[EXTRACTED MATERIAL]:
*-*-*
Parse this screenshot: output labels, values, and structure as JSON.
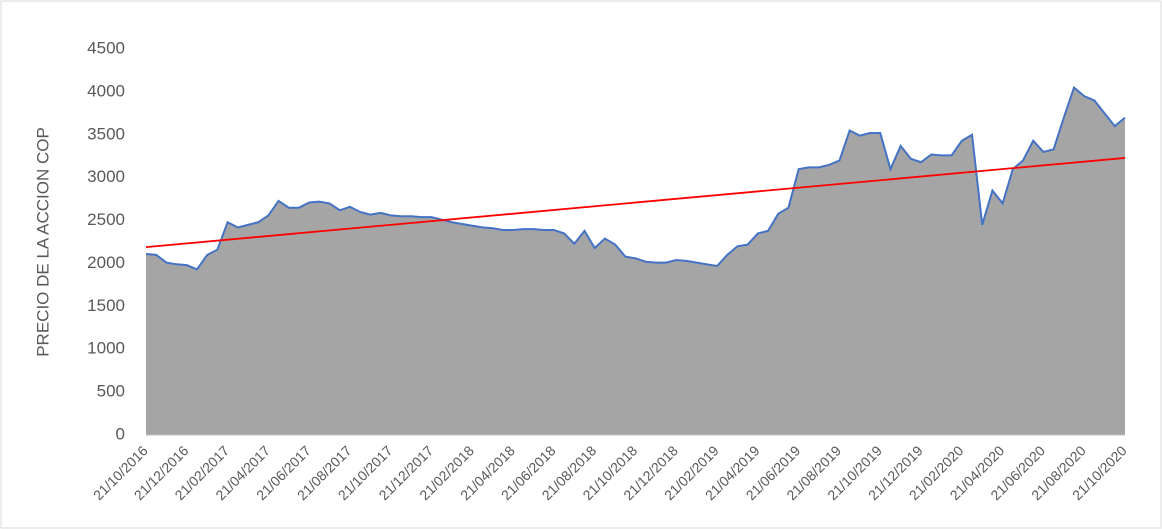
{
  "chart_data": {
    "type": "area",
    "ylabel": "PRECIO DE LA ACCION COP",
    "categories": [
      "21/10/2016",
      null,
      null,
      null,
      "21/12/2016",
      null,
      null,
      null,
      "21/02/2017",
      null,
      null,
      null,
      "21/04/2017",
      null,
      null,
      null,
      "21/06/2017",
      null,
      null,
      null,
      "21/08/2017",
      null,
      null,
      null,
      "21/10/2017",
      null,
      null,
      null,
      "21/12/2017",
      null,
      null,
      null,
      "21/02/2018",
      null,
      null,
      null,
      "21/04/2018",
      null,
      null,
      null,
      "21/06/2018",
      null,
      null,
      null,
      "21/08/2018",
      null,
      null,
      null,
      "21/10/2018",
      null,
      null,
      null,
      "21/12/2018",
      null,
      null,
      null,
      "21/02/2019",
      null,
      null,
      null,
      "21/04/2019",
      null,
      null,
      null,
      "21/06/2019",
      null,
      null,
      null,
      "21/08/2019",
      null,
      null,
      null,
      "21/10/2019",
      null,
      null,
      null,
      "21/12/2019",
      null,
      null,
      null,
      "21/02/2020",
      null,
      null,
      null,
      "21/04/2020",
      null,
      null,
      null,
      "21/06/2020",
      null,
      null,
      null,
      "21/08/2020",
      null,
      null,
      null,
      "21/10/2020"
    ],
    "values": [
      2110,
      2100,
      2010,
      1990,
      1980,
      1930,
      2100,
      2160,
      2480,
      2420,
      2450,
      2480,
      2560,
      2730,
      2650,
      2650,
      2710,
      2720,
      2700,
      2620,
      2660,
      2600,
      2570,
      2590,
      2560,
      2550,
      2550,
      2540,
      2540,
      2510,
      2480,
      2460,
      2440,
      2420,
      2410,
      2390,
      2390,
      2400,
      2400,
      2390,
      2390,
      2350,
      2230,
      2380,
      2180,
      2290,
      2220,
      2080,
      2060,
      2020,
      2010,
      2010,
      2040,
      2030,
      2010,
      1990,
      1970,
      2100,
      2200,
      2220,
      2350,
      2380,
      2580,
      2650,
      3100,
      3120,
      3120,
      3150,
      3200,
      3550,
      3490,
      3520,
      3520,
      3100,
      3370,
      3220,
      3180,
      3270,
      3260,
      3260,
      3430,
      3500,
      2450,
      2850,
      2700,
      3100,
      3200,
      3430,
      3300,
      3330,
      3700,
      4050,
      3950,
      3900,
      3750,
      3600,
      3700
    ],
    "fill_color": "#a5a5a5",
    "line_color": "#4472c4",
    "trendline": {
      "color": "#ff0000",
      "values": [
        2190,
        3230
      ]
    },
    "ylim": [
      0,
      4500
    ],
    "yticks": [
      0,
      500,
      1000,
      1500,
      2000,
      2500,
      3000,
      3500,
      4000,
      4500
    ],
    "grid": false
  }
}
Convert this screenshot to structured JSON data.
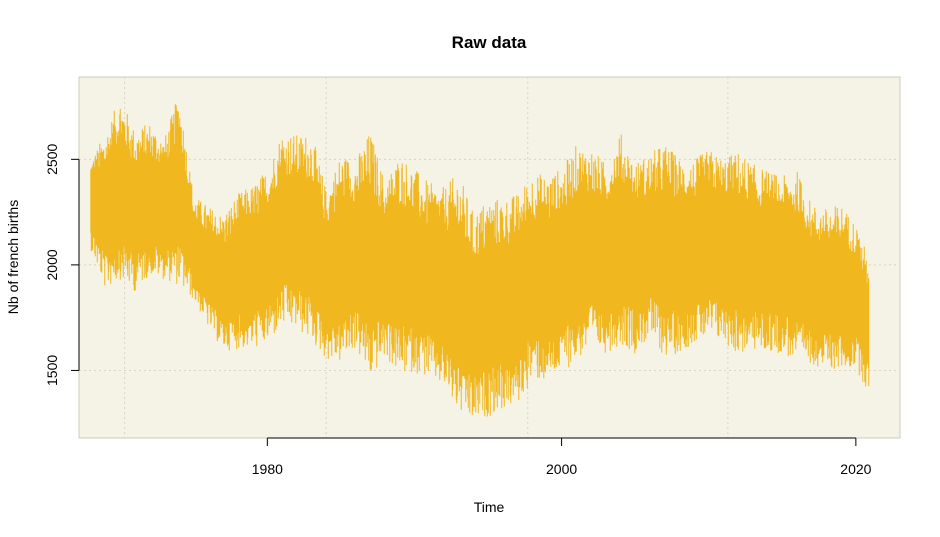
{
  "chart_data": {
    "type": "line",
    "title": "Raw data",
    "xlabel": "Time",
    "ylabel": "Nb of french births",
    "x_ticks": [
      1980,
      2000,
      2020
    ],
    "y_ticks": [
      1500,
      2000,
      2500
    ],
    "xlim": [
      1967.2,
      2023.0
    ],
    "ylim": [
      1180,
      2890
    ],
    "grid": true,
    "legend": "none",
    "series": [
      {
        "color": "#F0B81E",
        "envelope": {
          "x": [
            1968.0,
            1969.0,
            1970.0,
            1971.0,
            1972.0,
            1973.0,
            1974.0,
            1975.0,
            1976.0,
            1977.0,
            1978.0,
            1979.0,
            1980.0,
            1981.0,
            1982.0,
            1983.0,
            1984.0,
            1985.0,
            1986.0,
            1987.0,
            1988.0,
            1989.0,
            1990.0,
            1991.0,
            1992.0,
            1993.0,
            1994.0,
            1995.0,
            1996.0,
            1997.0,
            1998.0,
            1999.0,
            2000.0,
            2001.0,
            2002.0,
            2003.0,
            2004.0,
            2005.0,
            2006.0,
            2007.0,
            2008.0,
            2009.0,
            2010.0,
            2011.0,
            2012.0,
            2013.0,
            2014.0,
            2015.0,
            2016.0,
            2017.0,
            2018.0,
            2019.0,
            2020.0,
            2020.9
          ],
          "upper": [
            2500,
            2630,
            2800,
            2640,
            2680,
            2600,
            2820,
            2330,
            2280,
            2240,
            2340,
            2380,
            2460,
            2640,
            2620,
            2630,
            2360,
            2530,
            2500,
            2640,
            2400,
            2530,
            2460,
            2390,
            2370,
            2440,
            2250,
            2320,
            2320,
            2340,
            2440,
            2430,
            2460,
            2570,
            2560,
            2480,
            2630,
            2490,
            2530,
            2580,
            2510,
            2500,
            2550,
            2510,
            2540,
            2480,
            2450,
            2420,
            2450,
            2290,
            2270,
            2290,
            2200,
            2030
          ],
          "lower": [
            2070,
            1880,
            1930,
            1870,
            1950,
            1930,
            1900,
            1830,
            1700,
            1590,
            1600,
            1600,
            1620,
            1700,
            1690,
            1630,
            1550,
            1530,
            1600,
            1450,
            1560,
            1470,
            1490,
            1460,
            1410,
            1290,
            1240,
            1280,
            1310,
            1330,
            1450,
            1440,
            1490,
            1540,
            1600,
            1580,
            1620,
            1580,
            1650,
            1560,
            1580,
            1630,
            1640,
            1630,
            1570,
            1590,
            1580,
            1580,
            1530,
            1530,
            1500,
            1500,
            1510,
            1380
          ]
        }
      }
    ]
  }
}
*-*-*
The entries above should be reproduced exactly, without their pictures.

Parse this screenshot: output labels, values, and structure as JSON.
{
  "chart_data": {
    "type": "area",
    "ylabel": "PRECIO DE LA ACCION COP",
    "categories": [
      "21/10/2016",
      null,
      null,
      null,
      "21/12/2016",
      null,
      null,
      null,
      "21/02/2017",
      null,
      null,
      null,
      "21/04/2017",
      null,
      null,
      null,
      "21/06/2017",
      null,
      null,
      null,
      "21/08/2017",
      null,
      null,
      null,
      "21/10/2017",
      null,
      null,
      null,
      "21/12/2017",
      null,
      null,
      null,
      "21/02/2018",
      null,
      null,
      null,
      "21/04/2018",
      null,
      null,
      null,
      "21/06/2018",
      null,
      null,
      null,
      "21/08/2018",
      null,
      null,
      null,
      "21/10/2018",
      null,
      null,
      null,
      "21/12/2018",
      null,
      null,
      null,
      "21/02/2019",
      null,
      null,
      null,
      "21/04/2019",
      null,
      null,
      null,
      "21/06/2019",
      null,
      null,
      null,
      "21/08/2019",
      null,
      null,
      null,
      "21/10/2019",
      null,
      null,
      null,
      "21/12/2019",
      null,
      null,
      null,
      "21/02/2020",
      null,
      null,
      null,
      "21/04/2020",
      null,
      null,
      null,
      "21/06/2020",
      null,
      null,
      null,
      "21/08/2020",
      null,
      null,
      null,
      "21/10/2020"
    ],
    "values": [
      2110,
      2100,
      2010,
      1990,
      1980,
      1930,
      2100,
      2160,
      2480,
      2420,
      2450,
      2480,
      2560,
      2730,
      2650,
      2650,
      2710,
      2720,
      2700,
      2620,
      2660,
      2600,
      2570,
      2590,
      2560,
      2550,
      2550,
      2540,
      2540,
      2510,
      2480,
      2460,
      2440,
      2420,
      2410,
      2390,
      2390,
      2400,
      2400,
      2390,
      2390,
      2350,
      2230,
      2380,
      2180,
      2290,
      2220,
      2080,
      2060,
      2020,
      2010,
      2010,
      2040,
      2030,
      2010,
      1990,
      1970,
      2100,
      2200,
      2220,
      2350,
      2380,
      2580,
      2650,
      3100,
      3120,
      3120,
      3150,
      3200,
      3550,
      3490,
      3520,
      3520,
      3100,
      3370,
      3220,
      3180,
      3270,
      3260,
      3260,
      3430,
      3500,
      2450,
      2850,
      2700,
      3100,
      3200,
      3430,
      3300,
      3330,
      3700,
      4050,
      3950,
      3900,
      3750,
      3600,
      3700
    ],
    "fill_color": "#a5a5a5",
    "line_color": "#4472c4",
    "trendline": {
      "color": "#ff0000",
      "values": [
        2190,
        3230
      ]
    },
    "ylim": [
      0,
      4500
    ],
    "yticks": [
      0,
      500,
      1000,
      1500,
      2000,
      2500,
      3000,
      3500,
      4000,
      4500
    ],
    "grid": false
  }
}
Convert this screenshot to structured JSON data.
{
  "chart_data": {
    "type": "line",
    "title": "Raw data",
    "xlabel": "Time",
    "ylabel": "Nb of french births",
    "x_ticks": [
      1980,
      2000,
      2020
    ],
    "y_ticks": [
      1500,
      2000,
      2500
    ],
    "xlim": [
      1967.2,
      2023.0
    ],
    "ylim": [
      1180,
      2890
    ],
    "grid": true,
    "legend": "none",
    "series": [
      {
        "color": "#F0B81E",
        "envelope": {
          "x": [
            1968.0,
            1969.0,
            1970.0,
            1971.0,
            1972.0,
            1973.0,
            1974.0,
            1975.0,
            1976.0,
            1977.0,
            1978.0,
            1979.0,
            1980.0,
            1981.0,
            1982.0,
            1983.0,
            1984.0,
            1985.0,
            1986.0,
            1987.0,
            1988.0,
            1989.0,
            1990.0,
            1991.0,
            1992.0,
            1993.0,
            1994.0,
            1995.0,
            1996.0,
            1997.0,
            1998.0,
            1999.0,
            2000.0,
            2001.0,
            2002.0,
            2003.0,
            2004.0,
            2005.0,
            2006.0,
            2007.0,
            2008.0,
            2009.0,
            2010.0,
            2011.0,
            2012.0,
            2013.0,
            2014.0,
            2015.0,
            2016.0,
            2017.0,
            2018.0,
            2019.0,
            2020.0,
            2020.9
          ],
          "upper": [
            2500,
            2630,
            2800,
            2640,
            2680,
            2600,
            2820,
            2330,
            2280,
            2240,
            2340,
            2380,
            2460,
            2640,
            2620,
            2630,
            2360,
            2530,
            2500,
            2640,
            2400,
            2530,
            2460,
            2390,
            2370,
            2440,
            2250,
            2320,
            2320,
            2340,
            2440,
            2430,
            2460,
            2570,
            2560,
            2480,
            2630,
            2490,
            2530,
            2580,
            2510,
            2500,
            2550,
            2510,
            2540,
            2480,
            2450,
            2420,
            2450,
            2290,
            2270,
            2290,
            2200,
            2030
          ],
          "lower": [
            2070,
            1880,
            1930,
            1870,
            1950,
            1930,
            1900,
            1830,
            1700,
            1590,
            1600,
            1600,
            1620,
            1700,
            1690,
            1630,
            1550,
            1530,
            1600,
            1450,
            1560,
            1470,
            1490,
            1460,
            1410,
            1290,
            1240,
            1280,
            1310,
            1330,
            1450,
            1440,
            1490,
            1540,
            1600,
            1580,
            1620,
            1580,
            1650,
            1560,
            1580,
            1630,
            1640,
            1630,
            1570,
            1590,
            1580,
            1580,
            1530,
            1530,
            1500,
            1500,
            1510,
            1380
          ]
        }
      }
    ]
  }
}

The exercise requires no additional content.